Problem to work on:
Lines containing "Ethnic" are to be counted. Report the count alone.

Data listing:
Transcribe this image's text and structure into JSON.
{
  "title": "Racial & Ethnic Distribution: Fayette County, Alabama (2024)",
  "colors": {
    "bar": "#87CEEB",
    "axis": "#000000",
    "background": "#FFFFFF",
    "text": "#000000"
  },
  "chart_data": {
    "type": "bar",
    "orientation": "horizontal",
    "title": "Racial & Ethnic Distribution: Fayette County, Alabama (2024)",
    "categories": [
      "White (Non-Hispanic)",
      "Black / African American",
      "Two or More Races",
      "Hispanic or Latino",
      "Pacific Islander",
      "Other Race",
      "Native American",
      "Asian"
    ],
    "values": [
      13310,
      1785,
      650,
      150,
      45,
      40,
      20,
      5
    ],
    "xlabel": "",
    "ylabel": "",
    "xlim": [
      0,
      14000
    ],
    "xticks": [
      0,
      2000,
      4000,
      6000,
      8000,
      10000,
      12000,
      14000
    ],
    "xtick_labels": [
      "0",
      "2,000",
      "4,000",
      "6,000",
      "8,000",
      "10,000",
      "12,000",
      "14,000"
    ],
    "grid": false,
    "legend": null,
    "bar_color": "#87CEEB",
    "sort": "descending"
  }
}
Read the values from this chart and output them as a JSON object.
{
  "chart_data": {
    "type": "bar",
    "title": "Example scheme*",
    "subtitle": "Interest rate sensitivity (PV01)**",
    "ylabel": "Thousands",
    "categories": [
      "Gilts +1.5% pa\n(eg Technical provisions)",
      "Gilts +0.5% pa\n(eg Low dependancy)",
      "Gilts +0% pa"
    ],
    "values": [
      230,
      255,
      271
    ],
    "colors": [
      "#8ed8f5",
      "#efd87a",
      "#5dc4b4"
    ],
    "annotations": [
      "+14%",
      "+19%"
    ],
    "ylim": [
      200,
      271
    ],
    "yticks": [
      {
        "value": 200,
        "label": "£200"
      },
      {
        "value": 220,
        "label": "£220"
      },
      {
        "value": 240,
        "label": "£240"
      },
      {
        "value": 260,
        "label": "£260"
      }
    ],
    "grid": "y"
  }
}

...

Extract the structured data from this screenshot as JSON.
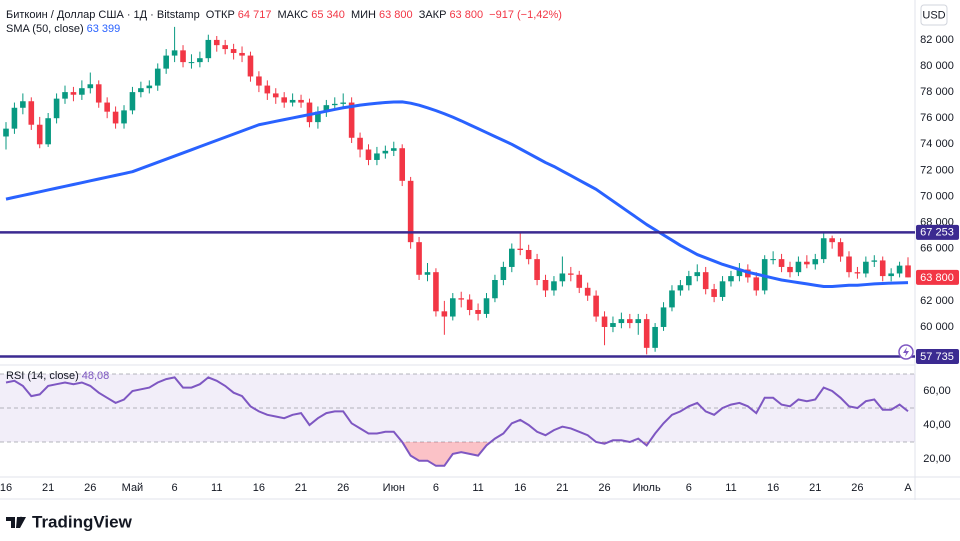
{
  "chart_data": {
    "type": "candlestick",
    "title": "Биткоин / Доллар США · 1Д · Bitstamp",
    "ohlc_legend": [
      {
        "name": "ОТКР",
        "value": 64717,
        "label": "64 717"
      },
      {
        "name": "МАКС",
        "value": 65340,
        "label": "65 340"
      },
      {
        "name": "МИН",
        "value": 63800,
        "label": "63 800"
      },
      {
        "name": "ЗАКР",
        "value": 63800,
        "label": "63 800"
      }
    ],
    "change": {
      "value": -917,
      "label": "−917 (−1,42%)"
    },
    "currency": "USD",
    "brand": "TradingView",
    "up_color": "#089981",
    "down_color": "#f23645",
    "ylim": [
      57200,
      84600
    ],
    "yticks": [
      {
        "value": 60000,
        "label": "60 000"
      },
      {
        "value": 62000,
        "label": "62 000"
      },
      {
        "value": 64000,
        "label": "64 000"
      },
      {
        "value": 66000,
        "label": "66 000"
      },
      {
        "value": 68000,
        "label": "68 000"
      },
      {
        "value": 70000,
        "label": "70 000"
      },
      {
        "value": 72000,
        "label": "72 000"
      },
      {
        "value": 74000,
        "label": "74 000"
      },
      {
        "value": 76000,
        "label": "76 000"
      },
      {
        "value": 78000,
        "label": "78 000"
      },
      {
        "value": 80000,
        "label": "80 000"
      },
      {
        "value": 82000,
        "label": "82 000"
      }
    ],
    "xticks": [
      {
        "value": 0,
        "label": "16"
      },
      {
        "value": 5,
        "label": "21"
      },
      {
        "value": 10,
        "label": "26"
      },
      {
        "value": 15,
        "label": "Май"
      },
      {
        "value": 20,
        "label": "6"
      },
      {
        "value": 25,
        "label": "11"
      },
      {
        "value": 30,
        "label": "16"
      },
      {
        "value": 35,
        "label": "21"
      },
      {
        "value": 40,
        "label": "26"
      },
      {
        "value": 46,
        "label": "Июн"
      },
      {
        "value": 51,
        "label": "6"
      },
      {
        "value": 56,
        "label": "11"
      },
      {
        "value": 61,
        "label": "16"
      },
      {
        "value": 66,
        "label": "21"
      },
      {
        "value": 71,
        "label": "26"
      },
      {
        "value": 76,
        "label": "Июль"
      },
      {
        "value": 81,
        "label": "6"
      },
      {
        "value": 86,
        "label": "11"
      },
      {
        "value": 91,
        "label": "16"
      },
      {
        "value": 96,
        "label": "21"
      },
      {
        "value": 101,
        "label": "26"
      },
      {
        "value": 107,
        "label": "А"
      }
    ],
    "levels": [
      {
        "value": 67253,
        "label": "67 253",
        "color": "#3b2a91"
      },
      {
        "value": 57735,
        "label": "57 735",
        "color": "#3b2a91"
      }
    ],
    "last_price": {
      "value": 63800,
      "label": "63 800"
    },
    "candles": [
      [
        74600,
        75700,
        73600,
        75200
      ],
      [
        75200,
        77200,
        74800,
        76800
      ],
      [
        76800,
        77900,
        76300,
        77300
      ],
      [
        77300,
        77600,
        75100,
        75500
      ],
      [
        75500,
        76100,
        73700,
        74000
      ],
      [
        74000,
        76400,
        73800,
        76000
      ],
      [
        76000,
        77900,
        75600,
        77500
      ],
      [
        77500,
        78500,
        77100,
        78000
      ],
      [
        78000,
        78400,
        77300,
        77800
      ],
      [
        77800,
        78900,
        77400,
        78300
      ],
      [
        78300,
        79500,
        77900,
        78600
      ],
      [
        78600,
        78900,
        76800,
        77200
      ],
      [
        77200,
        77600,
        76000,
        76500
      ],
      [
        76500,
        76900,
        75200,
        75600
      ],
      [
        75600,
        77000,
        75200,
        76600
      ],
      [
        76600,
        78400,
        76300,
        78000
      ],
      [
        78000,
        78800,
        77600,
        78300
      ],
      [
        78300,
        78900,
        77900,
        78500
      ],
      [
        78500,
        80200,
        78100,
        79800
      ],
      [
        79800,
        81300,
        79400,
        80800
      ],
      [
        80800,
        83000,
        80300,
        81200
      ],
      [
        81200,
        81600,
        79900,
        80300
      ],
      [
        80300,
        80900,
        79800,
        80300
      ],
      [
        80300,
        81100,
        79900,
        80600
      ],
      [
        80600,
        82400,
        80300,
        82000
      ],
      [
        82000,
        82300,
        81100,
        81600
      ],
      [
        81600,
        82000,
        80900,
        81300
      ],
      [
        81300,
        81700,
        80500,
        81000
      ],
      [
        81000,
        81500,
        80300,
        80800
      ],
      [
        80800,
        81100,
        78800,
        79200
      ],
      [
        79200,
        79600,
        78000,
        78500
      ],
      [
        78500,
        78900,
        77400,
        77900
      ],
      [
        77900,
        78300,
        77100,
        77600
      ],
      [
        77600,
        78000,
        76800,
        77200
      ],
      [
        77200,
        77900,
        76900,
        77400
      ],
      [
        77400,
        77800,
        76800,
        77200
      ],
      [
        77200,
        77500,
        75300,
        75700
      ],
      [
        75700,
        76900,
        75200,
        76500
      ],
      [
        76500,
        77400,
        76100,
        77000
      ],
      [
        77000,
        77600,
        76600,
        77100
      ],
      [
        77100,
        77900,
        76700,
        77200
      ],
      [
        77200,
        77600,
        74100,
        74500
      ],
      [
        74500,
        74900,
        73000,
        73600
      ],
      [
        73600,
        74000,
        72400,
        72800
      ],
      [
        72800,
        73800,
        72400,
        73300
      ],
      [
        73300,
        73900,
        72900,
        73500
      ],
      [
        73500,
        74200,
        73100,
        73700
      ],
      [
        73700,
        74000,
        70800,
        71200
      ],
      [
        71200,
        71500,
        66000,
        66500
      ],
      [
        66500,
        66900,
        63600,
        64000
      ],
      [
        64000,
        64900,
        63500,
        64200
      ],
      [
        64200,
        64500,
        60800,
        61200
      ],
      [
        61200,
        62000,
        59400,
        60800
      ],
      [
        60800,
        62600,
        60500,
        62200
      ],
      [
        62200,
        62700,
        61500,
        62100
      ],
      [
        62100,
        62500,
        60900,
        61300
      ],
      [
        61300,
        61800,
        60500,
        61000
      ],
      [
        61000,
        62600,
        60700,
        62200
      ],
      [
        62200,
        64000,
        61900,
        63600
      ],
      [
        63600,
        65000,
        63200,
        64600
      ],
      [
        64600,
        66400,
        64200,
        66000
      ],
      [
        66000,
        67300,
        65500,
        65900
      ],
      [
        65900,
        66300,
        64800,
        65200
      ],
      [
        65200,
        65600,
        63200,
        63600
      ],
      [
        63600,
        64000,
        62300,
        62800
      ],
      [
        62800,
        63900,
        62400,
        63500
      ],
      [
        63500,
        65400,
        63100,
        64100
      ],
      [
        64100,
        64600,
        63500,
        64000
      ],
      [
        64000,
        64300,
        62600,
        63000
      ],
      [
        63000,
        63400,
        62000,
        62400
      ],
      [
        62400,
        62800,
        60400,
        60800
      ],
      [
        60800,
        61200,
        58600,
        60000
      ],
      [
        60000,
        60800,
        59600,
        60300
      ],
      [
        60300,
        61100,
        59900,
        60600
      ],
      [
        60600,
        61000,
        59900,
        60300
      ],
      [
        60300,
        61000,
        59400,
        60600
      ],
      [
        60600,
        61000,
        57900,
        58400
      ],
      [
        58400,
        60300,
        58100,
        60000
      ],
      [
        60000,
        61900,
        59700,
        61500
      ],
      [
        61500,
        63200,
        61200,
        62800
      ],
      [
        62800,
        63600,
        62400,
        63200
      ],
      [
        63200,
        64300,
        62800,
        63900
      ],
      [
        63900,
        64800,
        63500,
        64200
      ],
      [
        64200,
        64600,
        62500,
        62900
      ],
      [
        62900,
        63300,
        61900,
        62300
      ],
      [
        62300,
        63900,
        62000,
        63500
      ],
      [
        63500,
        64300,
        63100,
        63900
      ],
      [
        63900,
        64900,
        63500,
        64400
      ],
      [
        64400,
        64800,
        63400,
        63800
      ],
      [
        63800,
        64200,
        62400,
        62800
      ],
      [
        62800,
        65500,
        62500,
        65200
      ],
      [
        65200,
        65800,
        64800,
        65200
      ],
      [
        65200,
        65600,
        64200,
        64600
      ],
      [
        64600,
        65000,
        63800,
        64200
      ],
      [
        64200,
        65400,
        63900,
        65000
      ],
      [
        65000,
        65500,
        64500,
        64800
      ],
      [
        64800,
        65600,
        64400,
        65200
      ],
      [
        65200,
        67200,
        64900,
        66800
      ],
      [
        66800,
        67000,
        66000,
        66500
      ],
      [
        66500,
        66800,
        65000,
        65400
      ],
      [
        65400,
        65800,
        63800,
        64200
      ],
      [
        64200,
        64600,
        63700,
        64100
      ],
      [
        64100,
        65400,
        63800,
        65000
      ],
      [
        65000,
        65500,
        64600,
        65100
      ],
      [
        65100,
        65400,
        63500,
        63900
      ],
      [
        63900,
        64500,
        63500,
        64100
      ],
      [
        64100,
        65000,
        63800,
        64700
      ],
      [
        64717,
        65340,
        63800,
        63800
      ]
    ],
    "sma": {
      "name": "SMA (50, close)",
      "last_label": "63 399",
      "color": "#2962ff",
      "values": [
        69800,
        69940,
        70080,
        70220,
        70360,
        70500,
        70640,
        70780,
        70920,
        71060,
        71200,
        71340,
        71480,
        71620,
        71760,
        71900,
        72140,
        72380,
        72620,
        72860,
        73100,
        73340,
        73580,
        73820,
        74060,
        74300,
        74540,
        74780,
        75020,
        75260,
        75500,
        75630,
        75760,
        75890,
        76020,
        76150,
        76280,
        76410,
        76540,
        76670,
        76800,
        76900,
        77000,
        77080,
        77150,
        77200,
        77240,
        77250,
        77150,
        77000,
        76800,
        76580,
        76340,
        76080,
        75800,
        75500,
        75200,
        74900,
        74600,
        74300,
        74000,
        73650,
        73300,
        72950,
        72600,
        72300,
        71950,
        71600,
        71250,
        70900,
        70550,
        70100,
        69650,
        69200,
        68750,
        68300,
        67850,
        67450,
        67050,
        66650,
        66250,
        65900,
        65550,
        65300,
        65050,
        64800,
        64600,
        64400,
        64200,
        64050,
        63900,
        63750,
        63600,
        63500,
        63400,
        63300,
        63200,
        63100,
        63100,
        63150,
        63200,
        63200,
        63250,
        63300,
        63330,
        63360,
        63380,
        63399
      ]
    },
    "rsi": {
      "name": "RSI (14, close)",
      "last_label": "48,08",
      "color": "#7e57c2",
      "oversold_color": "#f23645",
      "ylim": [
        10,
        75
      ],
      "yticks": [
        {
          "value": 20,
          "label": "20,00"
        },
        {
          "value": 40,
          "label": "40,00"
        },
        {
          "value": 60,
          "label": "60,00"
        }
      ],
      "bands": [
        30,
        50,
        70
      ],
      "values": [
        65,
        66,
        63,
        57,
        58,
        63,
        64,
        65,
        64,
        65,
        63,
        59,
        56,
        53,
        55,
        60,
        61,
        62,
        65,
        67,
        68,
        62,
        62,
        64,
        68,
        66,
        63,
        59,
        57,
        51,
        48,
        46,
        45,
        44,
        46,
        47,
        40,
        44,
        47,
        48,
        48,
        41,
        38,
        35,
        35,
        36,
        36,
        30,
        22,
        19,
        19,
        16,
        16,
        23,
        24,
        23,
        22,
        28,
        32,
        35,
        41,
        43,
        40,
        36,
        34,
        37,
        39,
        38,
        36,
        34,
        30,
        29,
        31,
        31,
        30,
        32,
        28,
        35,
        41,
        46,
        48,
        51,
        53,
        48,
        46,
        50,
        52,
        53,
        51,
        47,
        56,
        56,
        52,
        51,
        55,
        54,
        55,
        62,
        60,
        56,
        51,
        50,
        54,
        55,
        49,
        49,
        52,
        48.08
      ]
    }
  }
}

Right answer:
2